◆ Aim of the exercise: Please print all of the material below, word for word.

◆ ◆ ◆ ◆

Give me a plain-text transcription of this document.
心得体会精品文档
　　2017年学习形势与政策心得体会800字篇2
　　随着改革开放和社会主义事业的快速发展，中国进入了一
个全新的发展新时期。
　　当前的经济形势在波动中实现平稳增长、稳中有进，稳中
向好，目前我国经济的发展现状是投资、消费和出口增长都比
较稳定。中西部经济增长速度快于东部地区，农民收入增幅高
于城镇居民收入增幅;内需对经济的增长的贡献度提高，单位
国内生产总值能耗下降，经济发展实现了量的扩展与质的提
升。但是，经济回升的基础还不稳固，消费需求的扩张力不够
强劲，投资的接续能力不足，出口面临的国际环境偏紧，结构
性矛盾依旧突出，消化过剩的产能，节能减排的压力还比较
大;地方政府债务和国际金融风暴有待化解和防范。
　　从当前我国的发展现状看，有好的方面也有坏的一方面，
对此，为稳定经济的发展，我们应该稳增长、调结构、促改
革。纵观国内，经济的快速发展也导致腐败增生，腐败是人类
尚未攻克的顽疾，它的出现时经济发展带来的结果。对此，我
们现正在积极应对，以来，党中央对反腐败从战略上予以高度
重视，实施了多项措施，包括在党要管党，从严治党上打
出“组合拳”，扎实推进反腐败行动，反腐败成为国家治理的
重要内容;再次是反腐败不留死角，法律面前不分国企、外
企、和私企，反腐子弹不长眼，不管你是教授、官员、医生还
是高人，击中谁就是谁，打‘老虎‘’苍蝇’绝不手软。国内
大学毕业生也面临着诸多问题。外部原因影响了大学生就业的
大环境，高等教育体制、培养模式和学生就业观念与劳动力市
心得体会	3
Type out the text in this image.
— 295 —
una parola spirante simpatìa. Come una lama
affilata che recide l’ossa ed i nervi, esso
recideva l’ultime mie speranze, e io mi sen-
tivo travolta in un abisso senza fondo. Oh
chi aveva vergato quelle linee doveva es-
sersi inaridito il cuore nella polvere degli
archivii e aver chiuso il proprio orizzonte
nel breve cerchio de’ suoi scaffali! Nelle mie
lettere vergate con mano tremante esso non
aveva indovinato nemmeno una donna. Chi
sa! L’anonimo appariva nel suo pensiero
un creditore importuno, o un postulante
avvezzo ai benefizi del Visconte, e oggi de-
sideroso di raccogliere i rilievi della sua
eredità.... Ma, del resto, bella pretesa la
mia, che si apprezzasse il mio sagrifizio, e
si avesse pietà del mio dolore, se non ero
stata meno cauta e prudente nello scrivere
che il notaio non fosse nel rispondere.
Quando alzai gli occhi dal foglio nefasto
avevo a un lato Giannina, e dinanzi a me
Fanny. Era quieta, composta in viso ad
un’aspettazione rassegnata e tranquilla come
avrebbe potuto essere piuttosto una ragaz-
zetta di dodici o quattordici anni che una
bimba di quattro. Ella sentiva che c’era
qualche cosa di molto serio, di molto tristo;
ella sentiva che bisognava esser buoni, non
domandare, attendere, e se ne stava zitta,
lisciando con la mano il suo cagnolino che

◆ ◆ ◆ ◆

◆ Written solution:
Give me a plain-text transcription of this document.
心得体会精品文档
　　2017年学习形势与政策心得体会800字篇2
　　随着改革开放和社会主义事业的快速发展，中国进入了一
个全新的发展新时期。
　　当前的经济形势在波动中实现平稳增长、稳中有进，稳中
向好，目前我国经济的发展现状是投资、消费和出口增长都比
较稳定。中西部经济增长速度快于东部地区，农民收入增幅高
于城镇居民收入增幅;内需对经济的增长的贡献度提高，单位
国内生产总值能耗下降，经济发展实现了量的扩展与质的提
升。但是，经济回升的基础还不稳固，消费需求的扩张力不够
强劲，投资的接续能力不足，出口面临的国际环境偏紧，结构
性矛盾依旧突出，消化过剩的产能，节能减排的压力还比较
大;地方政府债务和国际金融风暴有待化解和防范。
　　从当前我国的发展现状看，有好的方面也有坏的一方面，
对此，为稳定经济的发展，我们应该稳增长、调结构、促改
革。纵观国内，经济的快速发展也导致腐败增生，腐败是人类
尚未攻克的顽疾，它的出现时经济发展带来的结果。对此，我
们现正在积极应对，以来，党中央对反腐败从战略上予以高度
重视，实施了多项措施，包括在党要管党，从严治党上打
出“组合拳”，扎实推进反腐败行动，反腐败成为国家治理的
重要内容;再次是反腐败不留死角，法律面前不分国企、外
企、和私企，反腐子弹不长眼，不管你是教授、官员、医生还
是高人，击中谁就是谁，打‘老虎‘’苍蝇’绝不手软。国内
大学毕业生也面临着诸多问题。外部原因影响了大学生就业的
大环境，高等教育体制、培养模式和学生就业观念与劳动力市
心得体会	3
Type out the text in this image.
— 295 —
una parola spirante simpatìa. Come una lama
affilata che recide l’ossa ed i nervi, esso
recideva l’ultime mie speranze, e io mi sen-
tivo travolta in un abisso senza fondo. Oh
chi aveva vergato quelle linee doveva es-
sersi inaridito il cuore nella polvere degli
archivii e aver chiuso il proprio orizzonte
nel breve cerchio de’ suoi scaffali! Nelle mie
lettere vergate con mano tremante esso non
aveva indovinato nemmeno una donna. Chi
sa! L’anonimo appariva nel suo pensiero
un creditore importuno, o un postulante
avvezzo ai benefizi del Visconte, e oggi de-
sideroso di raccogliere i rilievi della sua
eredità.... Ma, del resto, bella pretesa la
mia, che si apprezzasse il mio sagrifizio, e
si avesse pietà del mio dolore, se non ero
stata meno cauta e prudente nello scrivere
che il notaio non fosse nel rispondere.
Quando alzai gli occhi dal foglio nefasto
avevo a un lato Giannina, e dinanzi a me
Fanny. Era quieta, composta in viso ad
un’aspettazione rassegnata e tranquilla come
avrebbe potuto essere piuttosto una ragaz-
zetta di dodici o quattordici anni che una
bimba di quattro. Ella sentiva che c’era
qualche cosa di molto serio, di molto tristo;
ella sentiva che bisognava esser buoni, non
domandare, attendere, e se ne stava zitta,
lisciando con la mano il suo cagnolino che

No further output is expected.